▶ To do
Pick out each line containing the string "Rate".

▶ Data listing
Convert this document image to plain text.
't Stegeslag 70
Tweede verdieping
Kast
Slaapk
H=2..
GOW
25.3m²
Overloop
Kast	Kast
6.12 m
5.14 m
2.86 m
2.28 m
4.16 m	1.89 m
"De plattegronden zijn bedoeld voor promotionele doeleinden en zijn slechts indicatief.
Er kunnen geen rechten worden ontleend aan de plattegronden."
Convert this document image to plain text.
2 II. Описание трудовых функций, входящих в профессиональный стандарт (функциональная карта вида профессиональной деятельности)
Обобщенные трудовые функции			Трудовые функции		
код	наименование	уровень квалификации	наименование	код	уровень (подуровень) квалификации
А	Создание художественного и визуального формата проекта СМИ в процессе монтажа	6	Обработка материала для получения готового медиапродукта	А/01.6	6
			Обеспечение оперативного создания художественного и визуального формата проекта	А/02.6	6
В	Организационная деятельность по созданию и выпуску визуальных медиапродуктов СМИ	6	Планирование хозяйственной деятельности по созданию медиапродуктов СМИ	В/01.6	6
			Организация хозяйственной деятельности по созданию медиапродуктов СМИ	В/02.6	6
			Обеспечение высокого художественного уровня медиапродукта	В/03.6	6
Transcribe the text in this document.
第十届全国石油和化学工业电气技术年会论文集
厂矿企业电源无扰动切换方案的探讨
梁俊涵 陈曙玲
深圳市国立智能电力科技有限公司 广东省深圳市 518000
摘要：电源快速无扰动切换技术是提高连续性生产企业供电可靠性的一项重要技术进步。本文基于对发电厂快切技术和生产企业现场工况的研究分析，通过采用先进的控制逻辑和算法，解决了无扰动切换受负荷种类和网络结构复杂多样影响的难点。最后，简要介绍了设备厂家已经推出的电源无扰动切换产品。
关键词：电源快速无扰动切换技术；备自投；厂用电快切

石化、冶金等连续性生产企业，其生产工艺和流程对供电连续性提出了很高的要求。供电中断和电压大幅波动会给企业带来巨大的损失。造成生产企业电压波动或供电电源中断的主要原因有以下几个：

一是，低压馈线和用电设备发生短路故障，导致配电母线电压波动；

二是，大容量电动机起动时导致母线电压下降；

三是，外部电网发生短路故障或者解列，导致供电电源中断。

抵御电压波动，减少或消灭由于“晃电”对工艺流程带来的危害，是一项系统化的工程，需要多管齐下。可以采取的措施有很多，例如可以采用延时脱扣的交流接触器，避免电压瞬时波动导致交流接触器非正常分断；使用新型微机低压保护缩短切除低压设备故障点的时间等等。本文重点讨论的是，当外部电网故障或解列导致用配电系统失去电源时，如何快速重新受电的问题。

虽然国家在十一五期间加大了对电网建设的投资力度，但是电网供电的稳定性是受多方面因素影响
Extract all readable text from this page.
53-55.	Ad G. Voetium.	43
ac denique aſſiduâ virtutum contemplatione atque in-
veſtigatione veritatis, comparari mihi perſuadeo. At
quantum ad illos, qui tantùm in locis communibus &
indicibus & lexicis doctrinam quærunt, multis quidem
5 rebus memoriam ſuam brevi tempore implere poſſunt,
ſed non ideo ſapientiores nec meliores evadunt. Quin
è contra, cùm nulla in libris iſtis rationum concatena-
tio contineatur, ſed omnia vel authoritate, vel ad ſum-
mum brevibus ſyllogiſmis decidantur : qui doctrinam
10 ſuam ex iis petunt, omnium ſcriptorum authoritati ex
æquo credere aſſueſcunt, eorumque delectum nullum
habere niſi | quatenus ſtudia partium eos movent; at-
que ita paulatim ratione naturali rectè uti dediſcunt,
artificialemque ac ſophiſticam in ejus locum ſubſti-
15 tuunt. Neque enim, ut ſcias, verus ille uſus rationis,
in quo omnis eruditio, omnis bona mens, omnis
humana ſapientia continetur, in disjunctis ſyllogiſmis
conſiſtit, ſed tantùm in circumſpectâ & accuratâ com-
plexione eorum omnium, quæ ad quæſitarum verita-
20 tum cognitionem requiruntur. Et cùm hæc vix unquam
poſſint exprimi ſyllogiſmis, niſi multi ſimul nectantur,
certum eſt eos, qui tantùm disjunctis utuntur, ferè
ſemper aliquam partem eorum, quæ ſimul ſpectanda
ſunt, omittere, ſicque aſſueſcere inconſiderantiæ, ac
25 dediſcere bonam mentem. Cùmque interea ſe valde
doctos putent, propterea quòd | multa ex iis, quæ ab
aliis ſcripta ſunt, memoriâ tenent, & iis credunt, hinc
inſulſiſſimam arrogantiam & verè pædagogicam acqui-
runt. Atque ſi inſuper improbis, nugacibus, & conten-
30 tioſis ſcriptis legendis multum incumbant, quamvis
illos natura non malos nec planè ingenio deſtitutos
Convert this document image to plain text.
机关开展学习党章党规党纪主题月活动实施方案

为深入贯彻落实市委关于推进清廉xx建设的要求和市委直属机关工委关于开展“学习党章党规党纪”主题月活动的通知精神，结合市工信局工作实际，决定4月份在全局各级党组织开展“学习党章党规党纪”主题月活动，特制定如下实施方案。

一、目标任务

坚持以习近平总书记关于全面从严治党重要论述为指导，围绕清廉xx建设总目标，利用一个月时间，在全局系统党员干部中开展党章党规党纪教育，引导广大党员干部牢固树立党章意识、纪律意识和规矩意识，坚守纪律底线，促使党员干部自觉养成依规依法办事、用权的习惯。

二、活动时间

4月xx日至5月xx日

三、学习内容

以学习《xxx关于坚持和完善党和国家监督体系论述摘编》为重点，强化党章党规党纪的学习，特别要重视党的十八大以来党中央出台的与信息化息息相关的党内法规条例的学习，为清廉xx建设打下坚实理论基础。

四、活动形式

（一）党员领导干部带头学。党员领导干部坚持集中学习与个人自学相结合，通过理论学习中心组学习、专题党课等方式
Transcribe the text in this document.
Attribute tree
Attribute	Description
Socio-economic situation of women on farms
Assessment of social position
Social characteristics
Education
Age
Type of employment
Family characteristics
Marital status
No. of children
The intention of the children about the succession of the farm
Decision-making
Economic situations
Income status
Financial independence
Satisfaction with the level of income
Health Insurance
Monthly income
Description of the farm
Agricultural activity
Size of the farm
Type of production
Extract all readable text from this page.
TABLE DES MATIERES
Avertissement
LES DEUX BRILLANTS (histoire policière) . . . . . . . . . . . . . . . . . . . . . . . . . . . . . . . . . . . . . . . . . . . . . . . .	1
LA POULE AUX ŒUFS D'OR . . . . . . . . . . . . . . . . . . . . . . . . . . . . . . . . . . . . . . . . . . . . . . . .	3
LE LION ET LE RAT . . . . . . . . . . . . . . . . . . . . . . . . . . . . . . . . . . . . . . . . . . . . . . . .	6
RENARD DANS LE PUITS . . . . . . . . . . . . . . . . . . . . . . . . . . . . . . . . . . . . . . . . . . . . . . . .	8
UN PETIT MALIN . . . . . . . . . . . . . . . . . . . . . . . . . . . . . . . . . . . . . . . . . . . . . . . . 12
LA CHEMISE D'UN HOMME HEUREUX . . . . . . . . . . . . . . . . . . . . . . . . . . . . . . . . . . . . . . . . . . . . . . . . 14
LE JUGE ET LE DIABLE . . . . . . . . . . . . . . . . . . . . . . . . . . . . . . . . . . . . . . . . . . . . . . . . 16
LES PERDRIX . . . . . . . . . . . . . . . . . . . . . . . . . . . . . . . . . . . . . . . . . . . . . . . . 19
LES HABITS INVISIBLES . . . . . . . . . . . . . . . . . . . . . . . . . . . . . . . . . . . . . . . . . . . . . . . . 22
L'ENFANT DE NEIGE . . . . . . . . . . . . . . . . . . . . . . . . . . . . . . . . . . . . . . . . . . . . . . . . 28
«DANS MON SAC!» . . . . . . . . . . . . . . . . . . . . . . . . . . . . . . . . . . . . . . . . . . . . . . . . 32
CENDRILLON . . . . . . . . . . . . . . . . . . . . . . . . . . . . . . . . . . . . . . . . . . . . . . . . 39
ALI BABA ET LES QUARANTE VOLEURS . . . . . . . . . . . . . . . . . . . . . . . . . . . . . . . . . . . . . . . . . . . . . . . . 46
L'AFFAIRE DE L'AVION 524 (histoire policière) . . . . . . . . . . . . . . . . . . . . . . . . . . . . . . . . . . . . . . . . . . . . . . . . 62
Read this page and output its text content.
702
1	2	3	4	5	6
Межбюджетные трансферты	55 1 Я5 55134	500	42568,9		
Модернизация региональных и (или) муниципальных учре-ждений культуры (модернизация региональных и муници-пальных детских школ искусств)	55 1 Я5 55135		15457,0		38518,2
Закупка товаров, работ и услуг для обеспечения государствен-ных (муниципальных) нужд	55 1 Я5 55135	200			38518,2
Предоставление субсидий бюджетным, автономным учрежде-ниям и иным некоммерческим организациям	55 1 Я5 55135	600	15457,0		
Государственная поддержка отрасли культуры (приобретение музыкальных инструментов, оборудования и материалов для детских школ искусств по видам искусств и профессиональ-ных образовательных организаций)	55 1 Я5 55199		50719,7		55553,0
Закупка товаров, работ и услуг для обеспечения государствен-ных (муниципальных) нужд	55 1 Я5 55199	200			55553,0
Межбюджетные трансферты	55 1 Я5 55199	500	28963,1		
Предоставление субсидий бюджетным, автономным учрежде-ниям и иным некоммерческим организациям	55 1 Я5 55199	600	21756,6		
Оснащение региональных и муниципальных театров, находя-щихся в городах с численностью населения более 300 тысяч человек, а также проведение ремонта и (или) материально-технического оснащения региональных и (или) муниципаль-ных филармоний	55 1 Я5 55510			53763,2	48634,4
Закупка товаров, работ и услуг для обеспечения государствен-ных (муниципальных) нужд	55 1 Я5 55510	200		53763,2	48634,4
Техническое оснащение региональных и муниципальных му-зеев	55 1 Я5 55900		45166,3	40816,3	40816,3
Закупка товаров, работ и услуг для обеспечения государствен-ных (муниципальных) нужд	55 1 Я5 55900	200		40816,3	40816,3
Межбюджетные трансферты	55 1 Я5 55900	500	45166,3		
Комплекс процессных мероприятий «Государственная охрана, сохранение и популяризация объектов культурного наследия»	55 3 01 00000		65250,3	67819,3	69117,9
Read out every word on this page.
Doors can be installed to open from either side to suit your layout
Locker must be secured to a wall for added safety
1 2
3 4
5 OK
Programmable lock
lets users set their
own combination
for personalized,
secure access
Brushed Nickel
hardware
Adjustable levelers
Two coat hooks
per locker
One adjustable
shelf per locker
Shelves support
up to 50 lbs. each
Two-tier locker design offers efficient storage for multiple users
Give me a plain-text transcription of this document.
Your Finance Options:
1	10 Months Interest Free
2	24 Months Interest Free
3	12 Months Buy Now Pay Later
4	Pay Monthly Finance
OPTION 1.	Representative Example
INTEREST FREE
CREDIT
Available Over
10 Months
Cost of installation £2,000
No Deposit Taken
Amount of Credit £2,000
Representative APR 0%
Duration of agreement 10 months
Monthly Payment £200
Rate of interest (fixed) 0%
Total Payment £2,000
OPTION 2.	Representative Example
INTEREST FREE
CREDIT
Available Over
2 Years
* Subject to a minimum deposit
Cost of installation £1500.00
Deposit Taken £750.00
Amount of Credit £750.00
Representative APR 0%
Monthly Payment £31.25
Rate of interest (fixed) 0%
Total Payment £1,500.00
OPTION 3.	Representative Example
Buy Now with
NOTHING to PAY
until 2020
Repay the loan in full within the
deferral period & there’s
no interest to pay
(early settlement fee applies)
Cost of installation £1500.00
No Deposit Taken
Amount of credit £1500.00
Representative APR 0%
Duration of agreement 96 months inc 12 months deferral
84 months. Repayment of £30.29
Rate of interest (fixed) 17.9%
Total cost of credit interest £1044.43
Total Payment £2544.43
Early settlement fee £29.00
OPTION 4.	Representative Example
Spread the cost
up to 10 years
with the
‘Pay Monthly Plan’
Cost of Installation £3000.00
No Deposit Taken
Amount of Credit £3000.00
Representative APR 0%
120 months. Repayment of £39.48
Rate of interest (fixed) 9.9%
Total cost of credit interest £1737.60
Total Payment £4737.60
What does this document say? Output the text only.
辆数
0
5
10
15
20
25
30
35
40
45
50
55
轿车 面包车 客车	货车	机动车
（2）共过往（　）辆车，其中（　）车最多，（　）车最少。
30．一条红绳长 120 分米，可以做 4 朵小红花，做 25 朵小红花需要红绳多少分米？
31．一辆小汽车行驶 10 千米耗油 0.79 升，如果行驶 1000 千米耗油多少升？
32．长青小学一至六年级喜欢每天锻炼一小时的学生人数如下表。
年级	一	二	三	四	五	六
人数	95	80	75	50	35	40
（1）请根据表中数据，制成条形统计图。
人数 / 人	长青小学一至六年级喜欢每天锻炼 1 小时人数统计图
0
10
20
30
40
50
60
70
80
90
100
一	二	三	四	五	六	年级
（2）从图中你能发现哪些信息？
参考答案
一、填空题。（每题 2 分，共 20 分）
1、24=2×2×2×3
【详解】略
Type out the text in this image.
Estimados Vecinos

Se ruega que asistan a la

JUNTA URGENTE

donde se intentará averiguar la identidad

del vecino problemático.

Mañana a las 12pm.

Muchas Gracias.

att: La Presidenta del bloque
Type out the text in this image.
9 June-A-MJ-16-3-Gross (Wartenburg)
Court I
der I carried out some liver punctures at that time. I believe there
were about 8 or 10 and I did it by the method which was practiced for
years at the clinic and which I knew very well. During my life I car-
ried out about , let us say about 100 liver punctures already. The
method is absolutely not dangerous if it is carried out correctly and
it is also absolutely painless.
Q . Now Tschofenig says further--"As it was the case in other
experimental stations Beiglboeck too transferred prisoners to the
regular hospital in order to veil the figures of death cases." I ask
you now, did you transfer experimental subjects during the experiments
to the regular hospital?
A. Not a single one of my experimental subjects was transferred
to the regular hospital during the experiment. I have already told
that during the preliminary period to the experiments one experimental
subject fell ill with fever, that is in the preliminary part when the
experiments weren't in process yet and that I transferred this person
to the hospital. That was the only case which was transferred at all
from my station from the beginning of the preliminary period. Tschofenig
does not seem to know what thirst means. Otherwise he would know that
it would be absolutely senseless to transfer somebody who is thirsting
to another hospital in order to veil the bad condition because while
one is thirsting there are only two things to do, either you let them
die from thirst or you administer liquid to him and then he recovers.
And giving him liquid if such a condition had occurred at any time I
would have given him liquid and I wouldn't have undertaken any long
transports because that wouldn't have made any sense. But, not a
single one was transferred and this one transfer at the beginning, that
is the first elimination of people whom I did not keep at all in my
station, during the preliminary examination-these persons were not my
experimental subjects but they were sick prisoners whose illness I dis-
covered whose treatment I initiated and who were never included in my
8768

▶ Written solution
Rate of interest (fixed) 0%
Rate of interest (fixed) 0%
Rate of interest (fixed) 17.9%
Rate of interest (fixed) 9.9%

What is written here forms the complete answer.